#### BRANO ####

Rientri dal Regno Unito: un bresciano positivo

Sono 230 le persone che hanno segnalato all’Ats di essere state in Gran Bretagna
Londra semideserta: uno scorcio della capitale inglese in questi giorni - Foto Epa © www.giornaledibrescia.it
Londra semideserta: uno scorcio della capitale inglese in questi giorni - Foto Epa © www.giornaledibrescia.it
AA

Duecentotrenta «autosegnalazioni» ed un caso di positività al coronavirus. Questo il bilancio bresciano aggiornato al pomeriggio di ieri della campagna di controlli mirati, imposta dal Ministero della Salute, sulle persone rientrate in Italia dopo aver soggiornato o essere transitate nel Regno Unito dal 6 dicembre scorso.

Com’è noto, chi è rientrato da Gran Bretagna e Irlanda del Nord, in virtù dell’ordinanza del Ministero dello scorso 20 dicembre deve segnalare all’Ats competente l’avvenuto rientro sul territorio nazionale. Per i cittadini bresciani (o meglio per quelli residenti nel territorio di competenza dell’Ats Brescia) la comunicazione va effettuata via Internet utilizzando il modulo di autodichiarazione disponibile sul sito di Ats Brescia.

A ieri, dunque, i bresciani che hanno segnalato la propria posizione sono 230, quaranta in più rispetto al totale del giorno precedente. Tutte queste persone vengono contattate dall’Ats perché vengano sottoposte al tampone molecolare. Ebbene, tra i bresciani che hanno effettuato il test molecolare, uno è risultato positivo al coronavirus e sarebbe sintomatico.

#### DATI FORNITI ####

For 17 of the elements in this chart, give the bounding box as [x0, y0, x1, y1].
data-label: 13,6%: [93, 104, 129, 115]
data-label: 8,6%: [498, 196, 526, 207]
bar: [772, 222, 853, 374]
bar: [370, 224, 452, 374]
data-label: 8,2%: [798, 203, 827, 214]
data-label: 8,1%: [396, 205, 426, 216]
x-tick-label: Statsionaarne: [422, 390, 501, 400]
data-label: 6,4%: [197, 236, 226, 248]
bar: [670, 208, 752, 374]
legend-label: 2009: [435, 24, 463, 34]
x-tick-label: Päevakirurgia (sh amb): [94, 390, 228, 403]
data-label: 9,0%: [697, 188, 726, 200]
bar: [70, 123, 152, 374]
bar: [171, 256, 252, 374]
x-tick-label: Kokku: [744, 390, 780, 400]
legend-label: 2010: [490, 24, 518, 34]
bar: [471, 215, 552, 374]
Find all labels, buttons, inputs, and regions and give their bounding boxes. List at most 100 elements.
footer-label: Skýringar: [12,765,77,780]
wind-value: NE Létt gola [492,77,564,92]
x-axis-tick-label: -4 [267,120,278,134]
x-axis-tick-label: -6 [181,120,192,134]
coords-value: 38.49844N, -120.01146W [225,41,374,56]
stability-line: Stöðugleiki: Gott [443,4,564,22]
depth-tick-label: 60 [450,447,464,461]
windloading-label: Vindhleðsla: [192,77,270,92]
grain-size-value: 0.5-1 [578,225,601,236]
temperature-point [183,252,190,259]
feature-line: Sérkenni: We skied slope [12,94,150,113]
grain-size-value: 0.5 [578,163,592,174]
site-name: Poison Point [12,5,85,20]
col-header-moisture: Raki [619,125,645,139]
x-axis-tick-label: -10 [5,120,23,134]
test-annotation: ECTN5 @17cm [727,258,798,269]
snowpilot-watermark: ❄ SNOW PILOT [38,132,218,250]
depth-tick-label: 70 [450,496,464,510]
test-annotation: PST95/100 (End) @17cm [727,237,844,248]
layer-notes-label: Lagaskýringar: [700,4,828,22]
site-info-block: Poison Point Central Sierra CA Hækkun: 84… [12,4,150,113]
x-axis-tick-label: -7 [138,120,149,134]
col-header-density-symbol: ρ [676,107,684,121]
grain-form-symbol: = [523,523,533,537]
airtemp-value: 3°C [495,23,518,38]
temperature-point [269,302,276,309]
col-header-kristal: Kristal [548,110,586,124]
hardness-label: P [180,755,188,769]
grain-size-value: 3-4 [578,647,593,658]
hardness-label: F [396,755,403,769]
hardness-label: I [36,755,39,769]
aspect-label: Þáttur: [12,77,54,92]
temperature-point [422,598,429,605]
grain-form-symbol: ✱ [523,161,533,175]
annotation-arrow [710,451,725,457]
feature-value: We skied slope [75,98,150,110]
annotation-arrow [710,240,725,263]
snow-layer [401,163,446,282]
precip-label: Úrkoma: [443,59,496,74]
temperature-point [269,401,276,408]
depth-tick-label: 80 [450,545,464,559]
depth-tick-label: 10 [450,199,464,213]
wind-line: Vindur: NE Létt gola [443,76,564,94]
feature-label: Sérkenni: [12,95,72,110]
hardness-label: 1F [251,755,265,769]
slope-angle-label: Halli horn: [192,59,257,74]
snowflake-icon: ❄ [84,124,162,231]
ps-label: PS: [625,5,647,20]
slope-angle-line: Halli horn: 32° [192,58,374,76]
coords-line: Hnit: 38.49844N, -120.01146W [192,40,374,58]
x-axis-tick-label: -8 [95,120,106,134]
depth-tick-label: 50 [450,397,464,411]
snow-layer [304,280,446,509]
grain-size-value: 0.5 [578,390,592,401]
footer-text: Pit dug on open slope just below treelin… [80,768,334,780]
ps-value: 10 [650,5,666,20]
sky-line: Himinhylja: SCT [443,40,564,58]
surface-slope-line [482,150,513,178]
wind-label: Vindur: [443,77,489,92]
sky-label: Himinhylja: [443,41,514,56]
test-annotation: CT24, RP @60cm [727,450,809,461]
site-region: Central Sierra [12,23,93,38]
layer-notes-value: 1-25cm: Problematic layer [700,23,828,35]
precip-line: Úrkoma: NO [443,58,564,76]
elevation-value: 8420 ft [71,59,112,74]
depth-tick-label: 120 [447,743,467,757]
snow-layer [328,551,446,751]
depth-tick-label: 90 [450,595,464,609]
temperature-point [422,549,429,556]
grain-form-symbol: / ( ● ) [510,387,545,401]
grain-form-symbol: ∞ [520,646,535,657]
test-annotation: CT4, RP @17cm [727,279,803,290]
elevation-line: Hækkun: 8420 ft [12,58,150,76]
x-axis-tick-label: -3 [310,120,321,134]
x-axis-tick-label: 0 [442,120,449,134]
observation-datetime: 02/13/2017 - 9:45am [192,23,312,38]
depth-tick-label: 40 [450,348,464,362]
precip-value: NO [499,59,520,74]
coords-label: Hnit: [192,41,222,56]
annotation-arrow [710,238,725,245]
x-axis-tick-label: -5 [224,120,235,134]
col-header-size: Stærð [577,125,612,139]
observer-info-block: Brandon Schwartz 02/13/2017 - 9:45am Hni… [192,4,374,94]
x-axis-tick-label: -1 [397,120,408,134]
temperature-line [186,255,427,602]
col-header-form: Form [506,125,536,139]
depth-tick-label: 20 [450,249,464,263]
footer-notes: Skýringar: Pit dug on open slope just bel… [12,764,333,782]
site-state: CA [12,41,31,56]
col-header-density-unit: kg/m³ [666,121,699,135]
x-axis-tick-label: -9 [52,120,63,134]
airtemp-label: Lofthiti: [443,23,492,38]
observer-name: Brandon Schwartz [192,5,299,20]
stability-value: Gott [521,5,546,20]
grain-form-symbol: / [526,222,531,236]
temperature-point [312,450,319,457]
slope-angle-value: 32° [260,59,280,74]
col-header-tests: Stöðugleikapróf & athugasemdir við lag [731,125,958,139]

####

#### COSA SI RICHIEDE
Per favore, scrivi il seguito dell'articolo sui rientri dal Regno Unito, cominciando dopo la sua ultima frase.

#### LA TUA RISPOSTA
Resta da stabilire se il cittadino bresciano contagiato sia positivo alla cosiddetta «variante inglese» del Sars Cov-2: per arrivare a questa conclusione (o per escluderla) occorre effettuare ulteriori indagini, che richiedono in genere un paio di settimane; si deve infatti procedere sequenziando il genoma del virus «catturato» con il tampone. Solo da questa attività in laboratorio si potrà quindi capire se la «variante inglese» è arrivata nel Bresciano. Un eventuale arrivo che, come è stato sottolineato in questi giorni dagli esperti, non sembra preoccupare sul versante della gravità o letalità della malattia causata dal virus, quanto su una sua maggiore trasmissibilità e superiore velocità di contagio, con quello che ne consegue per il rischio di intasare i pronto soccorso ed i reparti Covid degli ospedali.

Proprio quel rischio che si vuole evitare nel momento in cui sta per prendere il via la massiccia e fondamentale campagna vaccinale che impegnerà per mesi le strutture sanitarie del nostro Paese. C’è poi il timore che varianti come questa possano rendere meno efficaci i vaccini che da domenica cominceranno ad essere somministrati in tutta Europa, anche se su questo per ora gli esperti sono ottimisti.

Per il presidente dell'Aifa (l’Agenzia italiana del farmaco) Giorgio Palù, vi è un «allarme eccessivo» rispetto alla variante inglese, e i dati iniziali del vaccino «indicano che è valido anche per questa nuova variante inglese del virus». Teoria confermata anche dalla stessa Pfizer, l’azienda farmaceutica statunitense che ha sviluppato insieme a Biontech il primo vaccino sinora approvato. «Ci sono dei test in corso, iniziati la settimana scorsa, - spiega Valentina Marino, direttore medico di Pfizer Italia -. Visto che la variante diffusasi nel Regno Unito corrisponde a un paio di mutazioni della proteina spike, sembrerebbe improbabile che possano andare a inficiare l’efficacia del vaccino».